··· Exercise material ···
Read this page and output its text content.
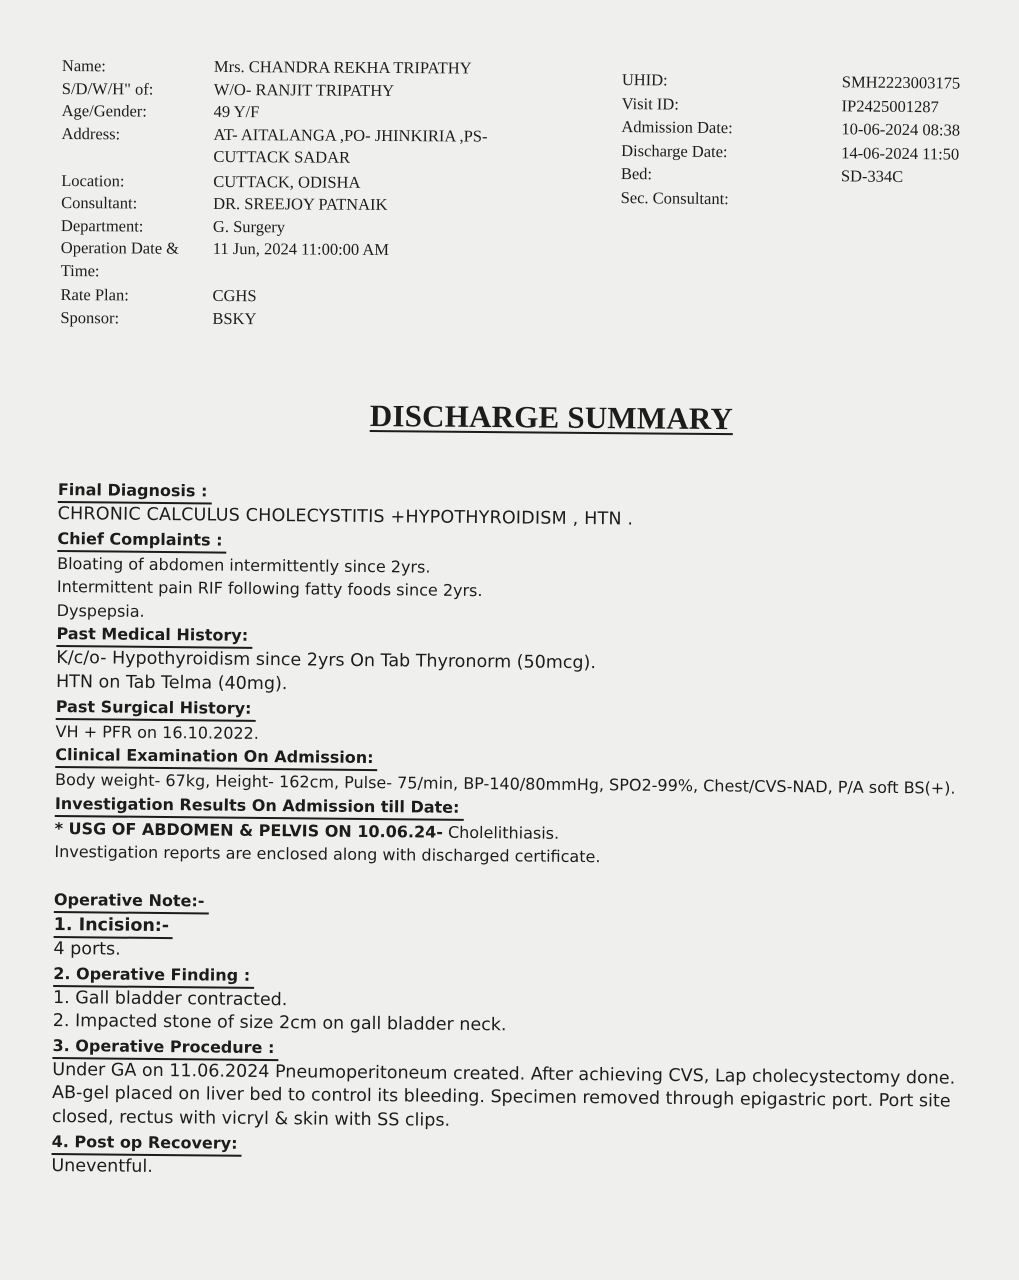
Name:	Mrs. CHANDRA REKHA TRIPATHY
S/D/W/H" of:	W/O- RANJIT TRIPATHY
Age/Gender:	49 Y/F
Address:	AT- AITALANGA ,PO- JHINKIRIA ,PS-
CUTTACK SADAR
Location:	CUTTACK, ODISHA
Consultant:	DR. SREEJOY PATNAIK
Department:	G. Surgery
Operation Date &	11 Jun, 2024 11:00:00 AM
Time:
Rate Plan:	CGHS
Sponsor:	BSKY
UHID:	SMH2223003175
Visit ID:	IP2425001287
Admission Date:	10-06-2024 08:38
Discharge Date:	14-06-2024 11:50
Bed:	SD-334C
Sec. Consultant:
DISCHARGE SUMMARY
Final Diagnosis :
CHRONIC CALCULUS CHOLECYSTITIS +HYPOTHYROIDISM , HTN .
Chief Complaints :
Bloating of abdomen intermittently since 2yrs.
Intermittent pain RIF following fatty foods since 2yrs.
Dyspepsia.
Past Medical History:
K/c/o- Hypothyroidism since 2yrs On Tab Thyronorm (50mcg).
HTN on Tab Telma (40mg).
Past Surgical History:
VH + PFR on 16.10.2022.
Clinical Examination On Admission:
Body weight- 67kg, Height- 162cm, Pulse- 75/min, BP-140/80mmHg, SPO2-99%, Chest/CVS-NAD, P/A soft BS(+).
Investigation Results On Admission till Date:
* USG OF ABDOMEN & PELVIS ON 10.06.24- Cholelithiasis.
Investigation reports are enclosed along with discharged certificate.
Operative Note:-
1. Incision:-
4 ports.
2. Operative Finding :
1. Gall bladder contracted.
2. Impacted stone of size 2cm on gall bladder neck.
3. Operative Procedure :
Under GA on 11.06.2024 Pneumoperitoneum created. After achieving CVS, Lap cholecystectomy done.
AB-gel placed on liver bed to control its bleeding. Specimen removed through epigastric port. Port site
closed, rectus with vicryl & skin with SS clips.
4. Post op Recovery:
Uneventful.
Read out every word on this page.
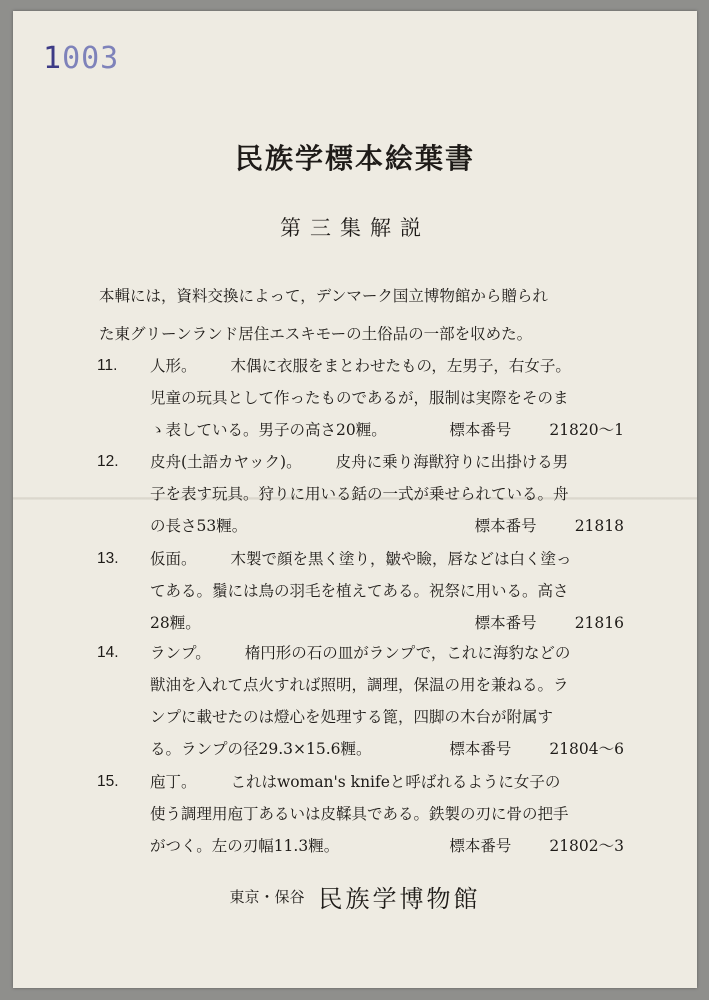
1003
民族学標本絵葉書
第三集解説
本輯には，資料交換によって，デンマーク国立博物館から贈られ
た東グリーンランド居住エスキモーの土俗品の一部を収めた。
11. 人形。 木偶に衣服をまとわせたもの，左男子，右女子。
児童の玩具として作ったものであるが，服制は実際をそのま
ゝ表している。男子の高さ20糎。	標本番号 21820〜1
12. 皮舟(土語カヤック)。 皮舟に乗り海獣狩りに出掛ける男
子を表す玩具。狩りに用いる銛の一式が乗せられている。舟
の長さ53糎。	標本番号 21818
13. 仮面。 木製で顔を黒く塗り，皺や瞼，唇などは白く塗っ
てある。鬚には鳥の羽毛を植えてある。祝祭に用いる。高さ
28糎。	標本番号 21816
14. ランプ。 楕円形の石の皿がランプで，これに海豹などの
獣油を入れて点火すれば照明，調理，保温の用を兼ねる。ラ
ンプに載せたのは燈心を処理する篦，四脚の木台が附属す
る。ランプの径29.3×15.6糎。	標本番号 21804〜6
15. 庖丁。 これはwoman's knifeと呼ばれるように女子の
使う調理用庖丁あるいは皮鞣具である。鉄製の刃に骨の把手
がつく。左の刃幅11.3糎。	標本番号 21802〜3
東京・保谷 民族学博物館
···
■ Written request ■
Look through the records and count each line that holds "Read". Write only the total.

■ Correct output ■
2